Records from a dataset
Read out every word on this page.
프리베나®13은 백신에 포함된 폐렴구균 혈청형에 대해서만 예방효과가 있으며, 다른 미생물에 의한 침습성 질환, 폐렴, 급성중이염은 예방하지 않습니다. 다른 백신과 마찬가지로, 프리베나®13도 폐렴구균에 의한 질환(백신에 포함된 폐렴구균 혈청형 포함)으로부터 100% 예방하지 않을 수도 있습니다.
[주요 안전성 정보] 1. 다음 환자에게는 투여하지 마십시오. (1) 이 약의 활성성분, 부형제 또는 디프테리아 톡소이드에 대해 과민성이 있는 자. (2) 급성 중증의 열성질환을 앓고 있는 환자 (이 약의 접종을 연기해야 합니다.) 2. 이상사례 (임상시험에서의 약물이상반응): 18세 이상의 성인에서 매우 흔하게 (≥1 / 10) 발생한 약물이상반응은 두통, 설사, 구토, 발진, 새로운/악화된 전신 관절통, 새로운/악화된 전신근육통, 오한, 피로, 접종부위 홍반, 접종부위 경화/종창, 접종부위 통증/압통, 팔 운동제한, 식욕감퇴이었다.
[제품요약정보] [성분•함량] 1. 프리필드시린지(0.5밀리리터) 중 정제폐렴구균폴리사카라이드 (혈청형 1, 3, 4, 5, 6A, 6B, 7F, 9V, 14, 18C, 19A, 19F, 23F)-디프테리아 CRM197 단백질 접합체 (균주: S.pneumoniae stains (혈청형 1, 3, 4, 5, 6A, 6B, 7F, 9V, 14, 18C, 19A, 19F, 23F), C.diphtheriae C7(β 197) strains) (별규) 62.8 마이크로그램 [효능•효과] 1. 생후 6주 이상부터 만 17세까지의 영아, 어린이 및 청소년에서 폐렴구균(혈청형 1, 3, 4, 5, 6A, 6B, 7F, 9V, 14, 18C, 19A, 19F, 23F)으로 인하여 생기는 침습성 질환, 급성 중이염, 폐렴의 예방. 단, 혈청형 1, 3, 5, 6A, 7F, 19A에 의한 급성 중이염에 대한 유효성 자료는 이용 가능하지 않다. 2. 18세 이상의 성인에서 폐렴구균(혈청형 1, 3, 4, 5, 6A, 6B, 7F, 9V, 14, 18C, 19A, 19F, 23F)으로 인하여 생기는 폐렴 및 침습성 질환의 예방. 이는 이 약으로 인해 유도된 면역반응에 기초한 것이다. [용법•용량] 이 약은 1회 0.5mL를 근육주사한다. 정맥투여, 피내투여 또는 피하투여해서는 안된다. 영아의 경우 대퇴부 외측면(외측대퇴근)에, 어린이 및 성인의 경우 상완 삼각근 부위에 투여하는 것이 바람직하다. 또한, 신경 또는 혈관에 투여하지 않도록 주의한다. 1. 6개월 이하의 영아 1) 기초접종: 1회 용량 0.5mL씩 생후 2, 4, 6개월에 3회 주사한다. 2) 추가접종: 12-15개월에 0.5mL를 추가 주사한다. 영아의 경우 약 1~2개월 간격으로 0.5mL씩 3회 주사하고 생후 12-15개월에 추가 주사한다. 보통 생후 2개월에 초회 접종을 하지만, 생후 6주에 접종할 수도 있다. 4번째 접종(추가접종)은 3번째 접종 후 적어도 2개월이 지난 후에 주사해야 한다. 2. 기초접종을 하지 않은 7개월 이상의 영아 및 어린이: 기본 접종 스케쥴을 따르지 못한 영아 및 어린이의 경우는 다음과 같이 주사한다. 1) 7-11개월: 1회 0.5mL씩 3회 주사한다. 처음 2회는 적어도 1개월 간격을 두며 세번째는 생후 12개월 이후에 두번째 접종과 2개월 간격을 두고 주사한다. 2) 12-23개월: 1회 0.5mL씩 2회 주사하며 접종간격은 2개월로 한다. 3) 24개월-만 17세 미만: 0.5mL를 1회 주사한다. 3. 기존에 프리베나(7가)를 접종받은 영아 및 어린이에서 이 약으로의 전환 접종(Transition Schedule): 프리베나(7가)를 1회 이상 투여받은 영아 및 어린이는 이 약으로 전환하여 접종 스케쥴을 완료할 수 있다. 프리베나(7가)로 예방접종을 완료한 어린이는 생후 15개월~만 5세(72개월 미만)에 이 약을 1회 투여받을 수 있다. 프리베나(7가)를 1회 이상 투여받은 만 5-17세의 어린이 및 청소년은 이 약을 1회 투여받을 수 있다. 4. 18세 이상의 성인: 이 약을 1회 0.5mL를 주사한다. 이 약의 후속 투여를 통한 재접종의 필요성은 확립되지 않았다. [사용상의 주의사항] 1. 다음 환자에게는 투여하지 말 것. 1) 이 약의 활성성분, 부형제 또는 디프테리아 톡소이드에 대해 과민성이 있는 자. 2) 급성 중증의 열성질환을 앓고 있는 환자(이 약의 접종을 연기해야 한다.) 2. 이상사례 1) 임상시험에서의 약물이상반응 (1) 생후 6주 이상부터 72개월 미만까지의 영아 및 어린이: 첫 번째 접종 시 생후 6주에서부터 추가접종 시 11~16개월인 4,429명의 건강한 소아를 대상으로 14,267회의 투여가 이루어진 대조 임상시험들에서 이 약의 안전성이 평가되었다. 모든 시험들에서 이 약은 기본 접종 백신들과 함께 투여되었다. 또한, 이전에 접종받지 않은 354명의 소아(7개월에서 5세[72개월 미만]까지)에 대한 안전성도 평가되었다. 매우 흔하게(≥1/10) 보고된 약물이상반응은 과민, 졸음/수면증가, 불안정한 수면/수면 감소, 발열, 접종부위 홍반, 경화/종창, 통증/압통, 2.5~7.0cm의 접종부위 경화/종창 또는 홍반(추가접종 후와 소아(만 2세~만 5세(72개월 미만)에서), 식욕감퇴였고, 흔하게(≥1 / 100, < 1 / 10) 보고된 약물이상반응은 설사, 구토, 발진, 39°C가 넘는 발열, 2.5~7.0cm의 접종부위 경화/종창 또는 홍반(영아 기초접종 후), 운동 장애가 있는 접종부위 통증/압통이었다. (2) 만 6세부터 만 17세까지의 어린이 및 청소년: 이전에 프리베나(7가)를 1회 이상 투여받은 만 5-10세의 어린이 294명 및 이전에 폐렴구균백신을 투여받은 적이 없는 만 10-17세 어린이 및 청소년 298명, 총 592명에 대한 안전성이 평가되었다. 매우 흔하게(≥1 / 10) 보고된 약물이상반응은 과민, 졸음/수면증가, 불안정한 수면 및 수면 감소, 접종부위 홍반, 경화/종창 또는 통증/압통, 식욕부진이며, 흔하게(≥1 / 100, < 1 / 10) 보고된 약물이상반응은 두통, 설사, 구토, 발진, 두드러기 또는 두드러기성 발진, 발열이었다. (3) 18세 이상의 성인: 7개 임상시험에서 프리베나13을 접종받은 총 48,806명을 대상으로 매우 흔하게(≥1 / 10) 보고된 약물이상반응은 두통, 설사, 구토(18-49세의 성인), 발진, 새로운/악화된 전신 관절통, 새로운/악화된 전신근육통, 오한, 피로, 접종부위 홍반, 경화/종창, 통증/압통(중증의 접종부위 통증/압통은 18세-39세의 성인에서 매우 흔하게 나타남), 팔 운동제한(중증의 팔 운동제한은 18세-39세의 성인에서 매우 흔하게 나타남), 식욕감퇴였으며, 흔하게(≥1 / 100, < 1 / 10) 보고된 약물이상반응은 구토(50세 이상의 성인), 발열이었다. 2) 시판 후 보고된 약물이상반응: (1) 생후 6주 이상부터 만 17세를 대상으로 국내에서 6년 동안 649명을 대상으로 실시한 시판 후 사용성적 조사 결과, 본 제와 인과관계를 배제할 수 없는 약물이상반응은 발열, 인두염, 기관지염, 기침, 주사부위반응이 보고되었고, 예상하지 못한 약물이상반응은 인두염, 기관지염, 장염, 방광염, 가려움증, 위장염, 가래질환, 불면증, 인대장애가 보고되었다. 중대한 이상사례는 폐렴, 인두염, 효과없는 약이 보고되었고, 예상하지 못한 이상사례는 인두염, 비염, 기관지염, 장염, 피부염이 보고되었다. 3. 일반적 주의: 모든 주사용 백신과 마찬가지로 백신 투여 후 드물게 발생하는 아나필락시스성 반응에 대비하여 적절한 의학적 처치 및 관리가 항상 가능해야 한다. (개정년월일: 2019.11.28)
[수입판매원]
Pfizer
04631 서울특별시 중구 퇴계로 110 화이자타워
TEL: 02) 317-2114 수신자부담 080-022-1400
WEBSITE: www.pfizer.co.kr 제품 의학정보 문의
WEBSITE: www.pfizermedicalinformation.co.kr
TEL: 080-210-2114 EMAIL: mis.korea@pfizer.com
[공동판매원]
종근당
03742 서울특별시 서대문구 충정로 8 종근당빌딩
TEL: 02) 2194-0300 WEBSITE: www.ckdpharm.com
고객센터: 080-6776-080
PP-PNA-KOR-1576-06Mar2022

• _What is expected_:
Copy each line in the data that holds the word "서울특별시".

• _Correct answer_:
04631 서울특별시 중구 퇴계로 110 화이자타워
03742 서울특별시 서대문구 충정로 8 종근당빌딩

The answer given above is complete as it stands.